Reproduce the data that follows in its entirety, character for character.

- **Provided entries**:
• • • • •

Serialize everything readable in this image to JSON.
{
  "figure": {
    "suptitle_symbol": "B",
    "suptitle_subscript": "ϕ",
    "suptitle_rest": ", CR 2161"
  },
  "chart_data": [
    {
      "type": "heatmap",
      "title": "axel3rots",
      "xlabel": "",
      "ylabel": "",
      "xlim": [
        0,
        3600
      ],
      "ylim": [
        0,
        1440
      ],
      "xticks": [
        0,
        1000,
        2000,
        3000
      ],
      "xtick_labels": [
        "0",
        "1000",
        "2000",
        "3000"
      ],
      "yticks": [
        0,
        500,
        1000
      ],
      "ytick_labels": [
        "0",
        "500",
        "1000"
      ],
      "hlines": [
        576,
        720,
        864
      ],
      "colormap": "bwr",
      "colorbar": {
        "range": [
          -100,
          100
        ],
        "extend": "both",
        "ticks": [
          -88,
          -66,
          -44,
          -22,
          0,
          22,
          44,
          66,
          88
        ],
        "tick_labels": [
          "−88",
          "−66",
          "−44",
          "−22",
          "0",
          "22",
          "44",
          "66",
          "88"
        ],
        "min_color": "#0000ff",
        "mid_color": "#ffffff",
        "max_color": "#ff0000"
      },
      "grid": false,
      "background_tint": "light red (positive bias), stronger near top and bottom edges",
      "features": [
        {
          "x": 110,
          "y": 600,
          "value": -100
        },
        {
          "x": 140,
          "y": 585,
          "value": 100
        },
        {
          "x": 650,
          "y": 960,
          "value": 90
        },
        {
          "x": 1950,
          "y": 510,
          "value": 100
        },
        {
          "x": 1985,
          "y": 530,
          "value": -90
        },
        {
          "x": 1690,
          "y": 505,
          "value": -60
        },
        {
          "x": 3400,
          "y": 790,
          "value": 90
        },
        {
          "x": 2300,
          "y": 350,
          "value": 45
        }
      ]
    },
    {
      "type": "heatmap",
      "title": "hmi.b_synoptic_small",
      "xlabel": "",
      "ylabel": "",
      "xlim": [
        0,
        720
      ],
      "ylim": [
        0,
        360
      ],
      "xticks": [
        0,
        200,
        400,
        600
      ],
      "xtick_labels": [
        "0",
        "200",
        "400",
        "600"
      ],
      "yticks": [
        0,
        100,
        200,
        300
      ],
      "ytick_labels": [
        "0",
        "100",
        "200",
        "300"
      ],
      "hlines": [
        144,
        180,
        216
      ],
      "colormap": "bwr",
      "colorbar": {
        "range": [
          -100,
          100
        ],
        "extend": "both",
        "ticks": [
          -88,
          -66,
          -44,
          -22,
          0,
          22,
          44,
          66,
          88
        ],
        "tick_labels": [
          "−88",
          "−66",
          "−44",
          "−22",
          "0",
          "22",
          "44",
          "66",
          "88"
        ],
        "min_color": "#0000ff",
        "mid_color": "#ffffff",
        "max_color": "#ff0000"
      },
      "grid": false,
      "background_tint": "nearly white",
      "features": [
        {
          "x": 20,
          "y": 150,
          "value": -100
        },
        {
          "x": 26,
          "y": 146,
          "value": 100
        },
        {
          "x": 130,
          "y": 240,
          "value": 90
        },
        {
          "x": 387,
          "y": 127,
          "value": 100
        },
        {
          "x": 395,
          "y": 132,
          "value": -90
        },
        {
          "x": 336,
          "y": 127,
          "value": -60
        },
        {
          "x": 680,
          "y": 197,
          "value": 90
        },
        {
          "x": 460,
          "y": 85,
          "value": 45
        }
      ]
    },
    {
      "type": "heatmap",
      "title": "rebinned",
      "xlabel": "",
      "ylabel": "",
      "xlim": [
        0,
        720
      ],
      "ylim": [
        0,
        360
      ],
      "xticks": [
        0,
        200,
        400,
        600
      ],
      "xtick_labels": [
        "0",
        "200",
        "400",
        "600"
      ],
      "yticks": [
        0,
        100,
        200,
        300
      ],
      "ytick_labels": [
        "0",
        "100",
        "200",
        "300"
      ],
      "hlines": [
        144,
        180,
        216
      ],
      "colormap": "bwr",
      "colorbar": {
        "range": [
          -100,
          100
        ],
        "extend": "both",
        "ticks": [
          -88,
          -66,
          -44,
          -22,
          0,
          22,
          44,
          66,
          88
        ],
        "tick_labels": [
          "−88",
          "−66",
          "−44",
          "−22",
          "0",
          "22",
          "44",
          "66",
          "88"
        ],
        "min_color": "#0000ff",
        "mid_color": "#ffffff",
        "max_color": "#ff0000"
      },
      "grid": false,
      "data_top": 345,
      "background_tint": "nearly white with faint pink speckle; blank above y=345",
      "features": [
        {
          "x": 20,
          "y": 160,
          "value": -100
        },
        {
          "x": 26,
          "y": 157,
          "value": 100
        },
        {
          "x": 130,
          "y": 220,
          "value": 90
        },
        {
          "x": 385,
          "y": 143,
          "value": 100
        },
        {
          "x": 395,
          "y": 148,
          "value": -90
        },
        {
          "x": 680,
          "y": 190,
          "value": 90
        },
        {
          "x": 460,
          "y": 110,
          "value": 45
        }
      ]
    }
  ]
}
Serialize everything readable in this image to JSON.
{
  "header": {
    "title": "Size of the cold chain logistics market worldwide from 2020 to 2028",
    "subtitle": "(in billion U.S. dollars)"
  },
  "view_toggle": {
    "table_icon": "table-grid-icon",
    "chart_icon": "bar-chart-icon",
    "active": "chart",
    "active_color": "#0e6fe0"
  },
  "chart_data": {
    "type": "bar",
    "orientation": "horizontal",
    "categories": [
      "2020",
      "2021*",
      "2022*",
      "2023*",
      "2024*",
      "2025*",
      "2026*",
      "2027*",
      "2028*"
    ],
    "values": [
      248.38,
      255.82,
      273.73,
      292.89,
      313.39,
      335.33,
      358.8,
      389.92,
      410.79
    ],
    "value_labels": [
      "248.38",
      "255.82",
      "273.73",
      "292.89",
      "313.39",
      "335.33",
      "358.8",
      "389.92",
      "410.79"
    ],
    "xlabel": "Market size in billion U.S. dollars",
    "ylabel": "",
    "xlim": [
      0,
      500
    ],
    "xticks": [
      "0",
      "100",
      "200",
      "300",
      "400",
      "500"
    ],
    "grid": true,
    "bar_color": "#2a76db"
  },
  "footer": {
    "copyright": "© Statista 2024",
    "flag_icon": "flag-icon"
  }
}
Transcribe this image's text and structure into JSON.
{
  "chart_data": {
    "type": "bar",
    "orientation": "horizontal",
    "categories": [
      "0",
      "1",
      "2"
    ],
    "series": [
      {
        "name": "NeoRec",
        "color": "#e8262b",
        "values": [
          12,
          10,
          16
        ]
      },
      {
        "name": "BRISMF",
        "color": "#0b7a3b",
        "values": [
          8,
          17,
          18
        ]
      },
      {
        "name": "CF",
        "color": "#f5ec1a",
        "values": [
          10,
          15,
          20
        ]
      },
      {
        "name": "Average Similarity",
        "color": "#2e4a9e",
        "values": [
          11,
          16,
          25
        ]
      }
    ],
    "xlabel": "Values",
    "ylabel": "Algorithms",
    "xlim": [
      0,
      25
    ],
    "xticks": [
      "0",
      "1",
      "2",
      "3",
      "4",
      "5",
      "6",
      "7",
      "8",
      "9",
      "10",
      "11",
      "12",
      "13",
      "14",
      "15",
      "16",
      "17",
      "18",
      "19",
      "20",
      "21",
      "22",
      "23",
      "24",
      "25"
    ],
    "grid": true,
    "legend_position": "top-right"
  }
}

• • • • •

- **Exercise output**:
Serialize everything readable in this image to JSON.
{
  "figure": {
    "suptitle_symbol": "B",
    "suptitle_subscript": "ϕ",
    "suptitle_rest": ", CR 2161"
  },
  "chart_data": [
    {
      "type": "heatmap",
      "title": "axel3rots",
      "xlabel": "",
      "ylabel": "",
      "xlim": [
        0,
        3600
      ],
      "ylim": [
        0,
        1440
      ],
      "xticks": [
        0,
        1000,
        2000,
        3000
      ],
      "xtick_labels": [
        "0",
        "1000",
        "2000",
        "3000"
      ],
      "yticks": [
        0,
        500,
        1000
      ],
      "ytick_labels": [
        "0",
        "500",
        "1000"
      ],
      "hlines": [
        576,
        720,
        864
      ],
      "colormap": "bwr",
      "colorbar": {
        "range": [
          -100,
          100
        ],
        "extend": "both",
        "ticks": [
          -88,
          -66,
          -44,
          -22,
          0,
          22,
          44,
          66,
          88
        ],
        "tick_labels": [
          "−88",
          "−66",
          "−44",
          "−22",
          "0",
          "22",
          "44",
          "66",
          "88"
        ],
        "min_color": "#0000ff",
        "mid_color": "#ffffff",
        "max_color": "#ff0000"
      },
      "grid": false,
      "background_tint": "light red (positive bias), stronger near top and bottom edges",
      "features": [
        {
          "x": 110,
          "y": 600,
          "value": -100
        },
        {
          "x": 140,
          "y": 585,
          "value": 100
        },
        {
          "x": 650,
          "y": 960,
          "value": 90
        },
        {
          "x": 1950,
          "y": 510,
          "value": 100
        },
        {
          "x": 1985,
          "y": 530,
          "value": -90
        },
        {
          "x": 1690,
          "y": 505,
          "value": -60
        },
        {
          "x": 3400,
          "y": 790,
          "value": 90
        },
        {
          "x": 2300,
          "y": 350,
          "value": 45
        }
      ]
    },
    {
      "type": "heatmap",
      "title": "hmi.b_synoptic_small",
      "xlabel": "",
      "ylabel": "",
      "xlim": [
        0,
        720
      ],
      "ylim": [
        0,
        360
      ],
      "xticks": [
        0,
        200,
        400,
        600
      ],
      "xtick_labels": [
        "0",
        "200",
        "400",
        "600"
      ],
      "yticks": [
        0,
        100,
        200,
        300
      ],
      "ytick_labels": [
        "0",
        "100",
        "200",
        "300"
      ],
      "hlines": [
        144,
        180,
        216
      ],
      "colormap": "bwr",
      "colorbar": {
        "range": [
          -100,
          100
        ],
        "extend": "both",
        "ticks": [
          -88,
          -66,
          -44,
          -22,
          0,
          22,
          44,
          66,
          88
        ],
        "tick_labels": [
          "−88",
          "−66",
          "−44",
          "−22",
          "0",
          "22",
          "44",
          "66",
          "88"
        ],
        "min_color": "#0000ff",
        "mid_color": "#ffffff",
        "max_color": "#ff0000"
      },
      "grid": false,
      "background_tint": "nearly white",
      "features": [
        {
          "x": 20,
          "y": 150,
          "value": -100
        },
        {
          "x": 26,
          "y": 146,
          "value": 100
        },
        {
          "x": 130,
          "y": 240,
          "value": 90
        },
        {
          "x": 387,
          "y": 127,
          "value": 100
        },
        {
          "x": 395,
          "y": 132,
          "value": -90
        },
        {
          "x": 336,
          "y": 127,
          "value": -60
        },
        {
          "x": 680,
          "y": 197,
          "value": 90
        },
        {
          "x": 460,
          "y": 85,
          "value": 45
        }
      ]
    },
    {
      "type": "heatmap",
      "title": "rebinned",
      "xlabel": "",
      "ylabel": "",
      "xlim": [
        0,
        720
      ],
      "ylim": [
        0,
        360
      ],
      "xticks": [
        0,
        200,
        400,
        600
      ],
      "xtick_labels": [
        "0",
        "200",
        "400",
        "600"
      ],
      "yticks": [
        0,
        100,
        200,
        300
      ],
      "ytick_labels": [
        "0",
        "100",
        "200",
        "300"
      ],
      "hlines": [
        144,
        180,
        216
      ],
      "colormap": "bwr",
      "colorbar": {
        "range": [
          -100,
          100
        ],
        "extend": "both",
        "ticks": [
          -88,
          -66,
          -44,
          -22,
          0,
          22,
          44,
          66,
          88
        ],
        "tick_labels": [
          "−88",
          "−66",
          "−44",
          "−22",
          "0",
          "22",
          "44",
          "66",
          "88"
        ],
        "min_color": "#0000ff",
        "mid_color": "#ffffff",
        "max_color": "#ff0000"
      },
      "grid": false,
      "data_top": 345,
      "background_tint": "nearly white with faint pink speckle; blank above y=345",
      "features": [
        {
          "x": 20,
          "y": 160,
          "value": -100
        },
        {
          "x": 26,
          "y": 157,
          "value": 100
        },
        {
          "x": 130,
          "y": 220,
          "value": 90
        },
        {
          "x": 385,
          "y": 143,
          "value": 100
        },
        {
          "x": 395,
          "y": 148,
          "value": -90
        },
        {
          "x": 680,
          "y": 190,
          "value": 90
        },
        {
          "x": 460,
          "y": 110,
          "value": 45
        }
      ]
    }
  ]
}
Serialize everything readable in this image to JSON.
{
  "header": {
    "title": "Size of the cold chain logistics market worldwide from 2020 to 2028",
    "subtitle": "(in billion U.S. dollars)"
  },
  "view_toggle": {
    "table_icon": "table-grid-icon",
    "chart_icon": "bar-chart-icon",
    "active": "chart",
    "active_color": "#0e6fe0"
  },
  "chart_data": {
    "type": "bar",
    "orientation": "horizontal",
    "categories": [
      "2020",
      "2021*",
      "2022*",
      "2023*",
      "2024*",
      "2025*",
      "2026*",
      "2027*",
      "2028*"
    ],
    "values": [
      248.38,
      255.82,
      273.73,
      292.89,
      313.39,
      335.33,
      358.8,
      389.92,
      410.79
    ],
    "value_labels": [
      "248.38",
      "255.82",
      "273.73",
      "292.89",
      "313.39",
      "335.33",
      "358.8",
      "389.92",
      "410.79"
    ],
    "xlabel": "Market size in billion U.S. dollars",
    "ylabel": "",
    "xlim": [
      0,
      500
    ],
    "xticks": [
      "0",
      "100",
      "200",
      "300",
      "400",
      "500"
    ],
    "grid": true,
    "bar_color": "#2a76db"
  },
  "footer": {
    "copyright": "© Statista 2024",
    "flag_icon": "flag-icon"
  }
}
Transcribe this image's text and structure into JSON.
{
  "chart_data": {
    "type": "bar",
    "orientation": "horizontal",
    "categories": [
      "0",
      "1",
      "2"
    ],
    "series": [
      {
        "name": "NeoRec",
        "color": "#e8262b",
        "values": [
          12,
          10,
          16
        ]
      },
      {
        "name": "BRISMF",
        "color": "#0b7a3b",
        "values": [
          8,
          17,
          18
        ]
      },
      {
        "name": "CF",
        "color": "#f5ec1a",
        "values": [
          10,
          15,
          20
        ]
      },
      {
        "name": "Average Similarity",
        "color": "#2e4a9e",
        "values": [
          11,
          16,
          25
        ]
      }
    ],
    "xlabel": "Values",
    "ylabel": "Algorithms",
    "xlim": [
      0,
      25
    ],
    "xticks": [
      "0",
      "1",
      "2",
      "3",
      "4",
      "5",
      "6",
      "7",
      "8",
      "9",
      "10",
      "11",
      "12",
      "13",
      "14",
      "15",
      "16",
      "17",
      "18",
      "19",
      "20",
      "21",
      "22",
      "23",
      "24",
      "25"
    ],
    "grid": true,
    "legend_position": "top-right"
  }
}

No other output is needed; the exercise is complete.